**GIVEN DATA:**
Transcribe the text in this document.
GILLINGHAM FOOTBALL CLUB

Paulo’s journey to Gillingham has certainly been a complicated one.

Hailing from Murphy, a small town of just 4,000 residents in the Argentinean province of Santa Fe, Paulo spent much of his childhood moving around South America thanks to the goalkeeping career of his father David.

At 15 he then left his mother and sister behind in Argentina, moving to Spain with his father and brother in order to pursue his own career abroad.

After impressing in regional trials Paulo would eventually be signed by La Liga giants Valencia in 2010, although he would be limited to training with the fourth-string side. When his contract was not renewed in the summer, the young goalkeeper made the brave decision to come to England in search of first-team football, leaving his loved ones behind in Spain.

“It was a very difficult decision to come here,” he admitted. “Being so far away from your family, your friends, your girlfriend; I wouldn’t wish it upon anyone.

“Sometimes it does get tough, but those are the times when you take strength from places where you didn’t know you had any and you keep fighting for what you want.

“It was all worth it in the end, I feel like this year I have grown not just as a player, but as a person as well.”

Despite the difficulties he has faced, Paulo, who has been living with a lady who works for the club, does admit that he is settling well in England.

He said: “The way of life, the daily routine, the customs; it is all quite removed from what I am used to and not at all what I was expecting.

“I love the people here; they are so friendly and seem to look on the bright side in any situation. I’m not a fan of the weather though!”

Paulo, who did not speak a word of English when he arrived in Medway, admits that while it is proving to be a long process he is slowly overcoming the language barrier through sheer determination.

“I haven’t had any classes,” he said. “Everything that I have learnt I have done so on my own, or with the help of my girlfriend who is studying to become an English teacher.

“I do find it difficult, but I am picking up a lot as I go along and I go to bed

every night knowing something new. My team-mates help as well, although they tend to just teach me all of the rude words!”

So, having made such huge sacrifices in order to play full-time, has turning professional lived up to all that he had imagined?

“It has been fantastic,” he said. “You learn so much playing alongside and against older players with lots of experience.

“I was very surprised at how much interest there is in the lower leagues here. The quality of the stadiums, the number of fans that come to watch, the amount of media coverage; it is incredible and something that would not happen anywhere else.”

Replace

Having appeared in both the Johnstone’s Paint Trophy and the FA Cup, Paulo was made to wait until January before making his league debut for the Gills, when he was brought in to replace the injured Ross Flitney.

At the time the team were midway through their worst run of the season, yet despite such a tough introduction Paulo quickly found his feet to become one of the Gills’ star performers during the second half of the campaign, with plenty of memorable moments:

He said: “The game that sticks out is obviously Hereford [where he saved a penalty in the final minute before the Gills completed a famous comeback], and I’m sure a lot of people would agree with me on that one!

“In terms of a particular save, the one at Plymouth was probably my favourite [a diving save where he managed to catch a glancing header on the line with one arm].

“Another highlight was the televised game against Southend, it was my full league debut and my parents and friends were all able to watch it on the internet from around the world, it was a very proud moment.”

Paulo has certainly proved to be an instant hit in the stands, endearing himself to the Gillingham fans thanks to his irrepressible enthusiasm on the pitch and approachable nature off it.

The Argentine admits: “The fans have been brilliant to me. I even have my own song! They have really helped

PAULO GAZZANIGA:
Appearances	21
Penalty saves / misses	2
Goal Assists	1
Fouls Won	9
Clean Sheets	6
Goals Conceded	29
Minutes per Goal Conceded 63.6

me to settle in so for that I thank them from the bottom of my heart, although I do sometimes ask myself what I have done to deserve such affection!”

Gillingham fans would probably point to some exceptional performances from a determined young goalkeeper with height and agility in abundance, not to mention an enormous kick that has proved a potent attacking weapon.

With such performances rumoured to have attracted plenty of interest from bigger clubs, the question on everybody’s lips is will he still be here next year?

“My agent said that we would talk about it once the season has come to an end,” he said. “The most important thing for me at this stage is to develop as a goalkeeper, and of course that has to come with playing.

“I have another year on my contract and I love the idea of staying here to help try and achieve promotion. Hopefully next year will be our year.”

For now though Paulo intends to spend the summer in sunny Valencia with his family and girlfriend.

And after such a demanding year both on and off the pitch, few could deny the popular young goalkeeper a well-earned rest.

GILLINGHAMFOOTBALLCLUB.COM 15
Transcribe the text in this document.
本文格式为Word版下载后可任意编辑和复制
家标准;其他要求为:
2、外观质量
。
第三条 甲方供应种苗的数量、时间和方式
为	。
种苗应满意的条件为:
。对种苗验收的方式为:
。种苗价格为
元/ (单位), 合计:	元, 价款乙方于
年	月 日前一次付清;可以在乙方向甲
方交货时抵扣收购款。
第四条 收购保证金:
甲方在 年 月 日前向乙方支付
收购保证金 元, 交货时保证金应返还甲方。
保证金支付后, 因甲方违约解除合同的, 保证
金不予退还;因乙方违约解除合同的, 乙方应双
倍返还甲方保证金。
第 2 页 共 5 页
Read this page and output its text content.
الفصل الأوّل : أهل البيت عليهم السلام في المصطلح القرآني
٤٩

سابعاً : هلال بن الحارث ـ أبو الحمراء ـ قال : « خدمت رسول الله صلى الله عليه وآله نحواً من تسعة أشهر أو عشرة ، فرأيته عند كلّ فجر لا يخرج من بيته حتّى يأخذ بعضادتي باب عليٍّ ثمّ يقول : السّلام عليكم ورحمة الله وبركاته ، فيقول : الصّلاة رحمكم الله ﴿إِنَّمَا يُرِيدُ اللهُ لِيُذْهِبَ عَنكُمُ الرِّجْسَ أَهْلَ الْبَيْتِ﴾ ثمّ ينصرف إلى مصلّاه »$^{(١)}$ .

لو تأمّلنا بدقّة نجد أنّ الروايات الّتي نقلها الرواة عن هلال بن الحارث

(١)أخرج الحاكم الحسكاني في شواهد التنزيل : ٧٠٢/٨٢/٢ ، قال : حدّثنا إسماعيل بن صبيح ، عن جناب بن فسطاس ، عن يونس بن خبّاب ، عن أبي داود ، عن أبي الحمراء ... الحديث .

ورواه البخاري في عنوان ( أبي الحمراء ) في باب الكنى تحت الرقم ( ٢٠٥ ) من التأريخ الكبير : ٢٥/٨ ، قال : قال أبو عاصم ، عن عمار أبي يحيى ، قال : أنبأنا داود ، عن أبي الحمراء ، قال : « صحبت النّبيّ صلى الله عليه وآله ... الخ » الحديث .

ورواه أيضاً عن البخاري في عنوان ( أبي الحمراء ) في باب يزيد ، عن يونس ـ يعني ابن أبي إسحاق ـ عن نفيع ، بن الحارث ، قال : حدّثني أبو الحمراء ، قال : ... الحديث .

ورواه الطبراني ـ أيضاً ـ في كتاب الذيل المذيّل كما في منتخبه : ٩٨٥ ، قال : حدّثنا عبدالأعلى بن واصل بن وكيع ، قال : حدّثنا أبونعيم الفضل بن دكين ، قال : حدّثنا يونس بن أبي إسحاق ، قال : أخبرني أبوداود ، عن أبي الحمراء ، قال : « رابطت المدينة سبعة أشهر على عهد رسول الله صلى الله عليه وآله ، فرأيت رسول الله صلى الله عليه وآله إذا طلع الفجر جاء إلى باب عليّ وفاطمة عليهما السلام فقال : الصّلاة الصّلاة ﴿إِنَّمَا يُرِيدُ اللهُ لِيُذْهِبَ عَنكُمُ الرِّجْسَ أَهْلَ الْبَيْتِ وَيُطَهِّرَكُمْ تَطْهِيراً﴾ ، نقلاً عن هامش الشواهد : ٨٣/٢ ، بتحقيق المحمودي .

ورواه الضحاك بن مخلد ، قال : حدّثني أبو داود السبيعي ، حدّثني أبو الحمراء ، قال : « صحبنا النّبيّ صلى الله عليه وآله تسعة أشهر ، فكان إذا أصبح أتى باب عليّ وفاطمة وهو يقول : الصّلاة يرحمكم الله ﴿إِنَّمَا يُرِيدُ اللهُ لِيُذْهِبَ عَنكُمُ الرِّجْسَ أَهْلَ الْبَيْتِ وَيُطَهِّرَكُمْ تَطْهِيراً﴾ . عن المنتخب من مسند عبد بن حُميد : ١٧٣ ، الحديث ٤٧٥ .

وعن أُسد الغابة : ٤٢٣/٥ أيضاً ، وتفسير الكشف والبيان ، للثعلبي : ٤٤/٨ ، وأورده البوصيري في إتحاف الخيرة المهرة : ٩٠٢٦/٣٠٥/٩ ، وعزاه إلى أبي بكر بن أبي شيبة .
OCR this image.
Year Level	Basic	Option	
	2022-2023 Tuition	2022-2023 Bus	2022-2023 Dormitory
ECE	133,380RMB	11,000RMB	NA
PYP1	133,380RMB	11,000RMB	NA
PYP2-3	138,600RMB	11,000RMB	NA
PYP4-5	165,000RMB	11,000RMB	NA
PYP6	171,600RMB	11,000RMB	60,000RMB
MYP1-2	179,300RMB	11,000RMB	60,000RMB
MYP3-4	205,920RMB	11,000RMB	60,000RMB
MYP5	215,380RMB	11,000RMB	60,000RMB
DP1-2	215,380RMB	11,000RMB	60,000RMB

**DO THIS:** Report each line of the material above where the word "people" appears.

**PROBLEM SOLUTION:**
“I love the people here; they are so friendly and seem to look on the bright side in any situation. I’m not a fan of the weather though!”
He said: “The game that sticks out is obviously Hereford [where he saved a penalty in the final minute before the Gills completed a famous comeback], and I’m sure a lot of people would agree with me on that one!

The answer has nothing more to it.